What is being asked:
Find every line in the records below that holds the word "emit", and copy it out.

↓↓↓

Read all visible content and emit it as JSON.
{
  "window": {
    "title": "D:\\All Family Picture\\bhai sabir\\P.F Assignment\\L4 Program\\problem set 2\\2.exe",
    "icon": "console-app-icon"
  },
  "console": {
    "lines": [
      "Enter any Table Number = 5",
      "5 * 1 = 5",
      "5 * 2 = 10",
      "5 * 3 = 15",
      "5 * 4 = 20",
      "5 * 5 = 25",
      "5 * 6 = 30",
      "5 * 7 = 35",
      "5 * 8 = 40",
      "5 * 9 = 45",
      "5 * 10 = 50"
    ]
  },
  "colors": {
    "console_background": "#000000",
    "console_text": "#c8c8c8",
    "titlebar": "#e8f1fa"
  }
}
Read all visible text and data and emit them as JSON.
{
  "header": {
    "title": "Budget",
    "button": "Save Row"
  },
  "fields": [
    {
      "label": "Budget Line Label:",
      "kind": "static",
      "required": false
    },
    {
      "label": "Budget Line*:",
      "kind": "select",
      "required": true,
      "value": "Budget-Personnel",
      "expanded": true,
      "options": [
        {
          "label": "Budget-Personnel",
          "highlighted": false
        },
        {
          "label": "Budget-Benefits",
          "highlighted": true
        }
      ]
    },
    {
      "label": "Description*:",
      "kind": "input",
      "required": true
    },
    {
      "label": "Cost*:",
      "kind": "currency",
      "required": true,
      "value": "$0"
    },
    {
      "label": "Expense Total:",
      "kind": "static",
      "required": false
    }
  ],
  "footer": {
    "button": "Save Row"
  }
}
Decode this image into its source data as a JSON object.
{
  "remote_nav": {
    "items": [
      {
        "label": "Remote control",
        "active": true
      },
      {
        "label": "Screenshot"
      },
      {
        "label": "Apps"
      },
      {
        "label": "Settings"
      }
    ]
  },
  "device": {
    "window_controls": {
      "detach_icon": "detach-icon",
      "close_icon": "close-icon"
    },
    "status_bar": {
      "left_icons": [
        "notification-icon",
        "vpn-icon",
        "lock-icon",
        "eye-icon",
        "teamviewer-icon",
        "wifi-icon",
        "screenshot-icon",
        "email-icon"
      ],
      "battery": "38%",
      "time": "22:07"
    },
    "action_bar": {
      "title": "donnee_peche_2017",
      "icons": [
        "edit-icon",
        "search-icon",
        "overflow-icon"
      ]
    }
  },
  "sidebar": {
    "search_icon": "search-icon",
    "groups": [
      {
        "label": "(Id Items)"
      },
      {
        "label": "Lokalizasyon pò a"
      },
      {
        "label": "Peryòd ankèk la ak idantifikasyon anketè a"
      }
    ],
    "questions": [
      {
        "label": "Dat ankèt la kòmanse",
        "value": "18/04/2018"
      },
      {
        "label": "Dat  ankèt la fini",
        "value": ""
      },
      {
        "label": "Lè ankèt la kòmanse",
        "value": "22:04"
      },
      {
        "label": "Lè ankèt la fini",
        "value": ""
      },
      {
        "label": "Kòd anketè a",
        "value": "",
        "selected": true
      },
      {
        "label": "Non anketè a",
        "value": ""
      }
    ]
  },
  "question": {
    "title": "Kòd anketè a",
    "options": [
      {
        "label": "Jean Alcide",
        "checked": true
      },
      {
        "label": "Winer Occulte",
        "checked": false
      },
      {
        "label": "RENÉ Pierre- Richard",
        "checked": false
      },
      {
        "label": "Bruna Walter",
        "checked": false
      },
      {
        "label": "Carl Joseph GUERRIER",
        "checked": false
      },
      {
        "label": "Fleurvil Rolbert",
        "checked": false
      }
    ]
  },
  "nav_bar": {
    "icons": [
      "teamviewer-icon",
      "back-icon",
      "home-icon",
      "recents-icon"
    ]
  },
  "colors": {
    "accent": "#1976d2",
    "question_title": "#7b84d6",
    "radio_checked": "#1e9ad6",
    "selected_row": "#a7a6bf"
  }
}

↑↑↑

Solution to the exercise:
Read all visible content and emit it as JSON.
Read all visible text and data and emit them as JSON.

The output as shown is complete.